- _Stored data_

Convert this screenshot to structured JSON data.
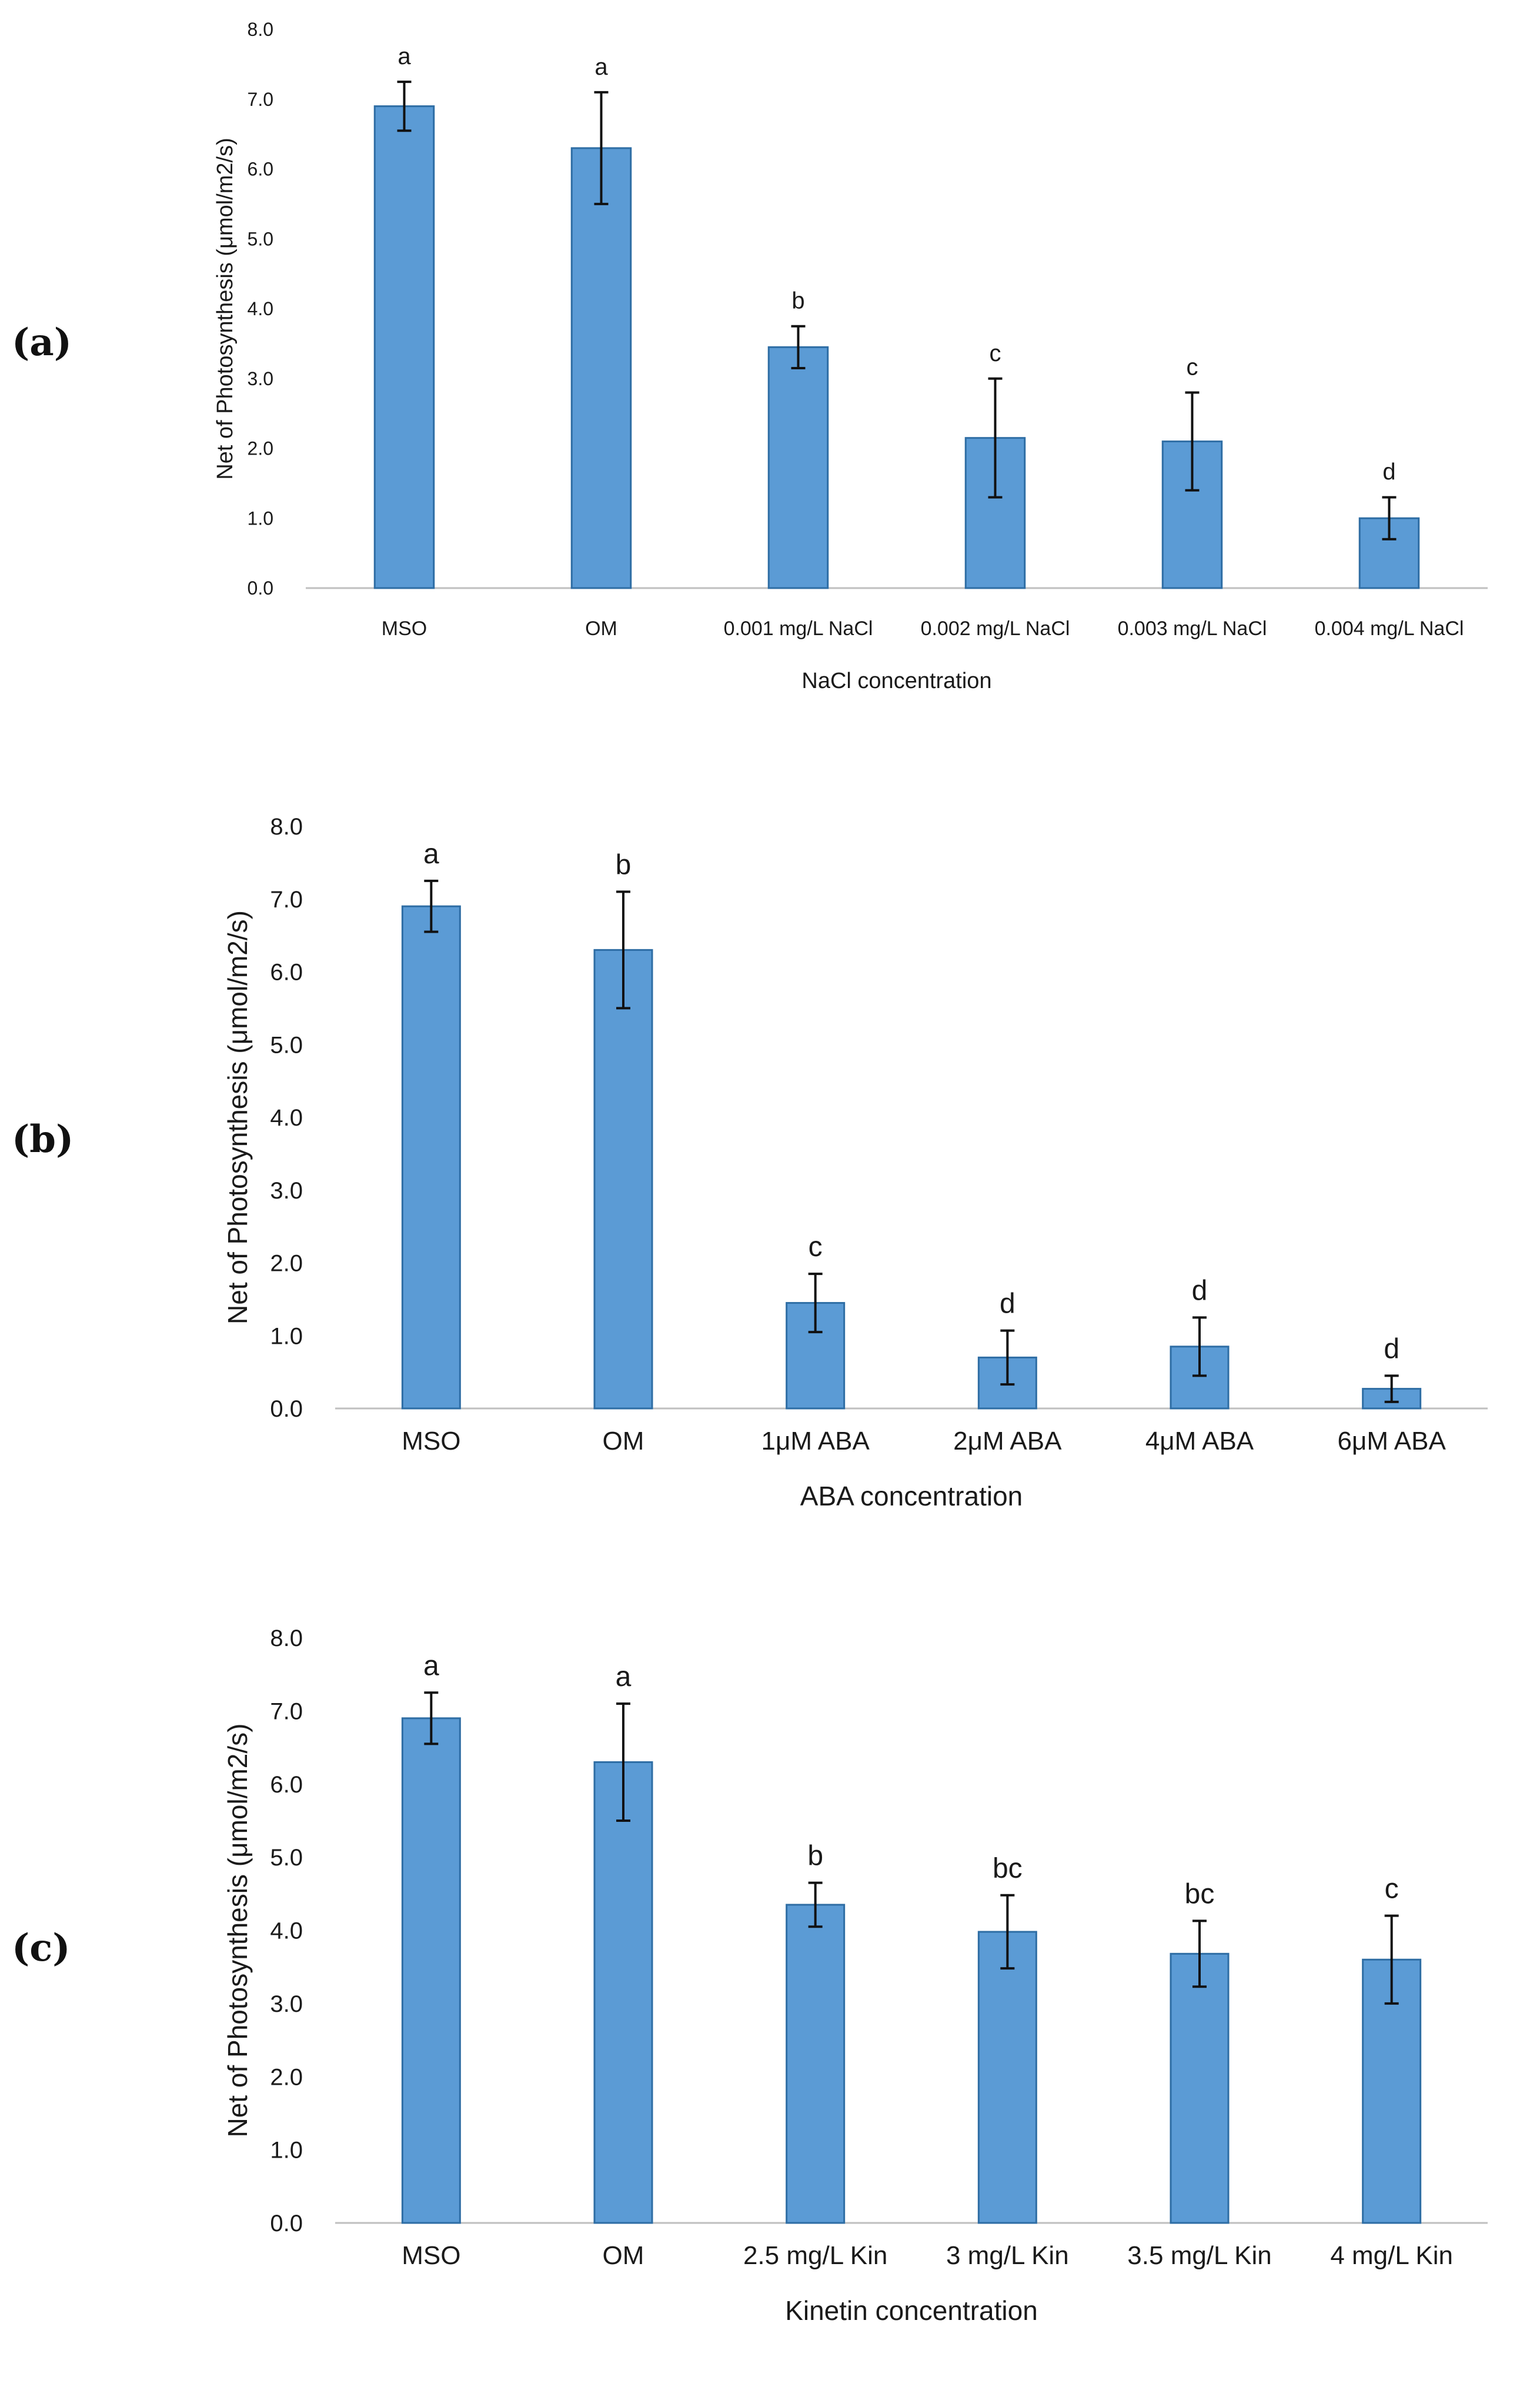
{
  "colors": {
    "bar": "#5b9bd5",
    "bar_edge": "#2e6da4",
    "axis": "#bfbfbf",
    "text": "#1a1a1a"
  },
  "chart_data": [
    {
      "panel_label": "(a)",
      "type": "bar",
      "title": "",
      "xlabel": "NaCl concentration",
      "ylabel": "Net of Photosynthesis (μmol/m2/s)",
      "ylim": [
        0,
        8
      ],
      "yticks": [
        "0.0",
        "1.0",
        "2.0",
        "3.0",
        "4.0",
        "5.0",
        "6.0",
        "7.0",
        "8.0"
      ],
      "grid": false,
      "categories": [
        "MSO",
        "OM",
        "0.001 mg/L NaCl",
        "0.002 mg/L  NaCl",
        "0.003 mg/L  NaCl",
        "0.004 mg/L  NaCl"
      ],
      "values": [
        6.9,
        6.3,
        3.45,
        2.15,
        2.1,
        1.0
      ],
      "errors": [
        0.35,
        0.8,
        0.3,
        0.85,
        0.7,
        0.3
      ],
      "letters": [
        "a",
        "a",
        "b",
        "c",
        "c",
        "d"
      ]
    },
    {
      "panel_label": "(b)",
      "type": "bar",
      "title": "",
      "xlabel": "ABA concentration",
      "ylabel": "Net of Photosynthesis (μmol/m2/s)",
      "ylim": [
        0,
        8
      ],
      "yticks": [
        "0.0",
        "1.0",
        "2.0",
        "3.0",
        "4.0",
        "5.0",
        "6.0",
        "7.0",
        "8.0"
      ],
      "grid": false,
      "categories": [
        "MSO",
        "OM",
        "1μM ABA",
        "2μM ABA",
        "4μM ABA",
        "6μM ABA"
      ],
      "values": [
        6.9,
        6.3,
        1.45,
        0.7,
        0.85,
        0.27
      ],
      "errors": [
        0.35,
        0.8,
        0.4,
        0.37,
        0.4,
        0.18
      ],
      "letters": [
        "a",
        "b",
        "c",
        "d",
        "d",
        "d"
      ]
    },
    {
      "panel_label": "(c)",
      "type": "bar",
      "title": "",
      "xlabel": "Kinetin concentration",
      "ylabel": "Net of Photosynthesis (μmol/m2/s)",
      "ylim": [
        0,
        8
      ],
      "yticks": [
        "0.0",
        "1.0",
        "2.0",
        "3.0",
        "4.0",
        "5.0",
        "6.0",
        "7.0",
        "8.0"
      ],
      "grid": false,
      "categories": [
        "MSO",
        "OM",
        "2.5 mg/L Kin",
        "3 mg/L Kin",
        "3.5 mg/L Kin",
        "4 mg/L Kin"
      ],
      "values": [
        6.9,
        6.3,
        4.35,
        3.98,
        3.68,
        3.6
      ],
      "errors": [
        0.35,
        0.8,
        0.3,
        0.5,
        0.45,
        0.6
      ],
      "letters": [
        "a",
        "a",
        "b",
        "bc",
        "bc",
        "c"
      ]
    }
  ]
}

- _Given exercise_
Give the entries again word for word, but skip the pictures.

- _Completed task_
Convert this screenshot to structured JSON data.
{
  "colors": {
    "bar": "#5b9bd5",
    "bar_edge": "#2e6da4",
    "axis": "#bfbfbf",
    "text": "#1a1a1a"
  },
  "chart_data": [
    {
      "panel_label": "(a)",
      "type": "bar",
      "title": "",
      "xlabel": "NaCl concentration",
      "ylabel": "Net of Photosynthesis (μmol/m2/s)",
      "ylim": [
        0,
        8
      ],
      "yticks": [
        "0.0",
        "1.0",
        "2.0",
        "3.0",
        "4.0",
        "5.0",
        "6.0",
        "7.0",
        "8.0"
      ],
      "grid": false,
      "categories": [
        "MSO",
        "OM",
        "0.001 mg/L NaCl",
        "0.002 mg/L  NaCl",
        "0.003 mg/L  NaCl",
        "0.004 mg/L  NaCl"
      ],
      "values": [
        6.9,
        6.3,
        3.45,
        2.15,
        2.1,
        1.0
      ],
      "errors": [
        0.35,
        0.8,
        0.3,
        0.85,
        0.7,
        0.3
      ],
      "letters": [
        "a",
        "a",
        "b",
        "c",
        "c",
        "d"
      ]
    },
    {
      "panel_label": "(b)",
      "type": "bar",
      "title": "",
      "xlabel": "ABA concentration",
      "ylabel": "Net of Photosynthesis (μmol/m2/s)",
      "ylim": [
        0,
        8
      ],
      "yticks": [
        "0.0",
        "1.0",
        "2.0",
        "3.0",
        "4.0",
        "5.0",
        "6.0",
        "7.0",
        "8.0"
      ],
      "grid": false,
      "categories": [
        "MSO",
        "OM",
        "1μM ABA",
        "2μM ABA",
        "4μM ABA",
        "6μM ABA"
      ],
      "values": [
        6.9,
        6.3,
        1.45,
        0.7,
        0.85,
        0.27
      ],
      "errors": [
        0.35,
        0.8,
        0.4,
        0.37,
        0.4,
        0.18
      ],
      "letters": [
        "a",
        "b",
        "c",
        "d",
        "d",
        "d"
      ]
    },
    {
      "panel_label": "(c)",
      "type": "bar",
      "title": "",
      "xlabel": "Kinetin concentration",
      "ylabel": "Net of Photosynthesis (μmol/m2/s)",
      "ylim": [
        0,
        8
      ],
      "yticks": [
        "0.0",
        "1.0",
        "2.0",
        "3.0",
        "4.0",
        "5.0",
        "6.0",
        "7.0",
        "8.0"
      ],
      "grid": false,
      "categories": [
        "MSO",
        "OM",
        "2.5 mg/L Kin",
        "3 mg/L Kin",
        "3.5 mg/L Kin",
        "4 mg/L Kin"
      ],
      "values": [
        6.9,
        6.3,
        4.35,
        3.98,
        3.68,
        3.6
      ],
      "errors": [
        0.35,
        0.8,
        0.3,
        0.5,
        0.45,
        0.6
      ],
      "letters": [
        "a",
        "a",
        "b",
        "bc",
        "bc",
        "c"
      ]
    }
  ]
}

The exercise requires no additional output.